## Document segment
++++++++++++++++++++
Correction regarding the 25-kWp discussion
The original draft of the Solar Peak Act (October 2024) provided for a reduction of the direct marketing requirement to 25 kWp. This reduction was removed in the final version of the law (Federal Law Gazette 2025 I No. 51 of February 21, 2025). As of April 2026, the following therefore remains in effect: mandatory subsidized direct marketing for PV systems with an installed capacity of over 100 kW. The detailed table of the current EEG feed-in tariff and the discussion regarding the possible reintroduction of the threshold can be found in our EEG Feed-in Tariff 2026 Guide.
Remote controllability pursuant to Section 10b of the Renewable Energy Sources Act (EEG)
Section 10b of the EEG requires operators of generation facilities with a capacity exceeding 25 kW to retrieve actual feed-in data in real time and to remotely reduce output. Compliance via the smart meter gateway will not be mandatory until January 1, 2028—until then, alternative transmission methods (data loggers with modems) are permitted. The additional effort required will therefore remain manageable until then.
Market values for 2025 and Q1 2026 in detail
The annual market value for solar power in 2025 was 4.508 ct/kWh—compared to 4.624 ct/kWh in 2024. Monthly values fluctuated between 1.843 ct/kWh (June 2025) and 11.511 ct/kWh (January 2025). In January 2026, the market value rose again to 11.019 ct/kWh, and in March 2026, it fell to 5.455 ct/kWh.
The solar market value is published monthly by the transmission system operators on netztransparenz.de. It is calculated by weighting the generation-weighted average of all day-ahead hourly prices on the electricity exchange by the nationwide solar power generation volume. The volatility of these prices in 2025 was historically unprecedented and directly influences the calculation of the market premium for all EEG-eligible plants.
++++++++++++++++++++
## Stored records
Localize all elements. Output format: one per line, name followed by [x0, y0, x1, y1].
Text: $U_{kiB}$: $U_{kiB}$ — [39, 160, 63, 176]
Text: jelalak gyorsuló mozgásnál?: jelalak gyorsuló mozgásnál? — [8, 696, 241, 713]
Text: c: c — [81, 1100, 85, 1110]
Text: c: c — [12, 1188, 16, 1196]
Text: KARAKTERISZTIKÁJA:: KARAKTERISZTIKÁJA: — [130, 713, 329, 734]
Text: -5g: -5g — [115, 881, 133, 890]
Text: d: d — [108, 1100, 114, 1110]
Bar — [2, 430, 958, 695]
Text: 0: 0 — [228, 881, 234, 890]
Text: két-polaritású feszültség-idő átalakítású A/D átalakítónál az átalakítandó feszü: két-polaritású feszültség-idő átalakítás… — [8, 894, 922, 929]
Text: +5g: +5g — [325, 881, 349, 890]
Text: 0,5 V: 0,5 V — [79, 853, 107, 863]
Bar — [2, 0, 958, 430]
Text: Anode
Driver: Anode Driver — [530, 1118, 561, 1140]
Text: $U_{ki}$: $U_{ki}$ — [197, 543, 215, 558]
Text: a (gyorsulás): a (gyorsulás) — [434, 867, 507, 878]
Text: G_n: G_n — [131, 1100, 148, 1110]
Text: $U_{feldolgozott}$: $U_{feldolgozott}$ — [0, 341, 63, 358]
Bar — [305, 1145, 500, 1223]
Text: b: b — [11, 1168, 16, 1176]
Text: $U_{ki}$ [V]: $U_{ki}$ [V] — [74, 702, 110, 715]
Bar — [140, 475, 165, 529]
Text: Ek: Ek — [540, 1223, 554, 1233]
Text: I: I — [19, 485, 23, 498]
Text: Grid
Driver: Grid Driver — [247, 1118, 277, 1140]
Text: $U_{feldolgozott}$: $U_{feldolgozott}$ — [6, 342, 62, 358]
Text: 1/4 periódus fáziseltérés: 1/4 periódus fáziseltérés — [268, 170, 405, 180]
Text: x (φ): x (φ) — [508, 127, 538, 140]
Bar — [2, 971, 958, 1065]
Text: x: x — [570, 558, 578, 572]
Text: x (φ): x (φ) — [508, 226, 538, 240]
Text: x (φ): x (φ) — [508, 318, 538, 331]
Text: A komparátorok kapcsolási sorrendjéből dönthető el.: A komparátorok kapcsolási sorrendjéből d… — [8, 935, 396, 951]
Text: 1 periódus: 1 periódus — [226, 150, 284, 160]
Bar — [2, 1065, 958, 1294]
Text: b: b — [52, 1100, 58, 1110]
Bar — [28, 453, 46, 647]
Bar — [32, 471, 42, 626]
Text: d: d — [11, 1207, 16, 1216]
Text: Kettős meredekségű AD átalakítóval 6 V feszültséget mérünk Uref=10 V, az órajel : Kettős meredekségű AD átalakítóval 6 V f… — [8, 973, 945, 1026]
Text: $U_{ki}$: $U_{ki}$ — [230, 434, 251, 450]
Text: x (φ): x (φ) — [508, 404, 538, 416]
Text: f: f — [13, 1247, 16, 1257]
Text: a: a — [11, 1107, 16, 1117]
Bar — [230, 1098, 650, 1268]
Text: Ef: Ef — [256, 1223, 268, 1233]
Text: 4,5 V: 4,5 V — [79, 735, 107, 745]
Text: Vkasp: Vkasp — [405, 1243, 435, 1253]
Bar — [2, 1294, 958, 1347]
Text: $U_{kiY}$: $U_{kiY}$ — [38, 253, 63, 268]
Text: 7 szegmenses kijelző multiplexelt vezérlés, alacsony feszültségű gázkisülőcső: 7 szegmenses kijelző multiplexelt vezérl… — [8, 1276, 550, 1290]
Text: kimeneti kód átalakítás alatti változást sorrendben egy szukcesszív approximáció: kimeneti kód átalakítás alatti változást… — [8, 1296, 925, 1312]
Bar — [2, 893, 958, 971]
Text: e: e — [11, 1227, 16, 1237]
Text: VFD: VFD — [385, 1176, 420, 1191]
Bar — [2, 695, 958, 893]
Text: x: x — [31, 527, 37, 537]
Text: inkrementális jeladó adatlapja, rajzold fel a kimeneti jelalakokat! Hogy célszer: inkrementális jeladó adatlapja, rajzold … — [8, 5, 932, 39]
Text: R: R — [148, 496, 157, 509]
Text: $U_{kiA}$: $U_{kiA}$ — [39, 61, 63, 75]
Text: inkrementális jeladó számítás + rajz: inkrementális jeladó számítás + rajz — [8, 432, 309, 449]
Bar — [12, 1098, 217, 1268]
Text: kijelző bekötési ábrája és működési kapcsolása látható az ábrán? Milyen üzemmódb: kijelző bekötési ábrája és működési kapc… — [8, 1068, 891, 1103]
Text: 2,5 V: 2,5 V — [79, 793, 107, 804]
++++++++++++++++++++
## Tasks to carry out
A: In the solar power text, why does the added effort of meeting Section 10b stay manageable until 2028? Answer in one to three sentences.
B: Echo the solar power text word for word, starting with "Market values for" and going on through "to 5.455 ct/kWh.".
C: Proceed with the solar power text, picking up right after its last sentence.

## Task responses
A: Compliance through the smart meter gateway does not become mandatory until January 1, 2028. Until then, operators may use alternative transmission methods, such as data loggers with modems.

B:
Market values for 2025 and Q1 2026 in detail
The annual market value for solar power in 2025 was 4.508 ct/kWh—compared to 4.624 ct/kWh in 2024. Monthly values fluctuated between 1.843 ct/kWh (June 2025) and 11.511 ct/kWh (January 2025). In January 2026, the market value rose again to 11.019 ct/kWh, and in March 2026, it fell to 5.455 ct/kWh.

C:
| Month | Market Value of Solar | Day-Ahead Electricity Market | Profile factor |
|---|---|---|---|
| January 2025 | 11,511 | 12,463 | 0,924 |
| February 2025 | 11,099 | 12,847 | 0,864 |
| March 2025 | 5,027 | 9,473 | 0,531 |
| April 2025 | 3,041 | 7,794 | 0,390 |
| May 2025 (lowest value) | 1,997 | 6,734 | 0,297 |
| June 2025 | 1,843 | 6,399 | 0,288 |
| July 2025 | 5,923 | 8,780 | 0,675 |
| August 2025 | 3,832 | 7,699 | 0,498 |
| September 2025 | 4,307 | 8,351 | 0,516 |
| October 2025 | 7,150 | 8,440 | 0,847 |
| November 2025 | 9,102 | 10,188 | 0,893 |
| December 2025 | 9,373 | 9,347 | 1,003 |
| January 2026 | 11,019 | 11,009 | 1,001 |
| February 2026 | 7,717 | 9,658 | 0,799 |
| March 2026 | 5,455 | 9,929 | 0,549 |
| Source: Netztransparenz.de · DGS Sonnenenergie · Solarserver. Profile factor = market value of solar divided by the day-ahead average on the electricity exchange (also referred to as the capture rate in international discussions). | |||
Volume-weighted annual market price for solar power in 2025: 4.508 ct/kWh — the second-lowest figure since the market premium model was introduced in 2012.
Historical Comparison of the Solar Profile Factor
The profile factor (market value of solar divided by the electricity exchange baseload price) has fallen from 0.84 (2023) to 0.505 (2025) over the course of two years. By 2025, solar power was worth only half as much as the average electricity exchange price—this trend is the key context for every investment decision in 2026. The average spot market baseload price in 2025, at 8.932 cents per kWh, was significantly higher than the market value of solar; the most visible driver of this effect is negative electricity prices, which reached a historic record of 573 hours in Germany in 2025. Our separate guide on negative electricity prices for PV investors provides an in-depth look at the specific opportunities for revenue that arise from this, how the Solar Peak Act responds with the zero-remuneration rule, and the mechanics behind it.
How the market premium is calculated in practice
The market premium is the EEG bridge that absorbs market value risk. It is calculated in accordance with Annex 1 to Section 23a of the EEG as the difference between the applicable value and the energy source-specific market value. If the market value is higher than the applicable value, the premium is capped at zero—it never becomes negative. The payment is made by the grid operator.
For PV systems commissioned on or after January 1, 2023, the annual market value applies; for older systems, the monthly market value applies. A separate management premium of 0.4 ct/kWh has not existed as a standalone component since the 2014 EEG—it is factored into the current applicable rate. Industry articles that additionally calculate “+0.4 cents per kWh on top” are incorrect for new systems.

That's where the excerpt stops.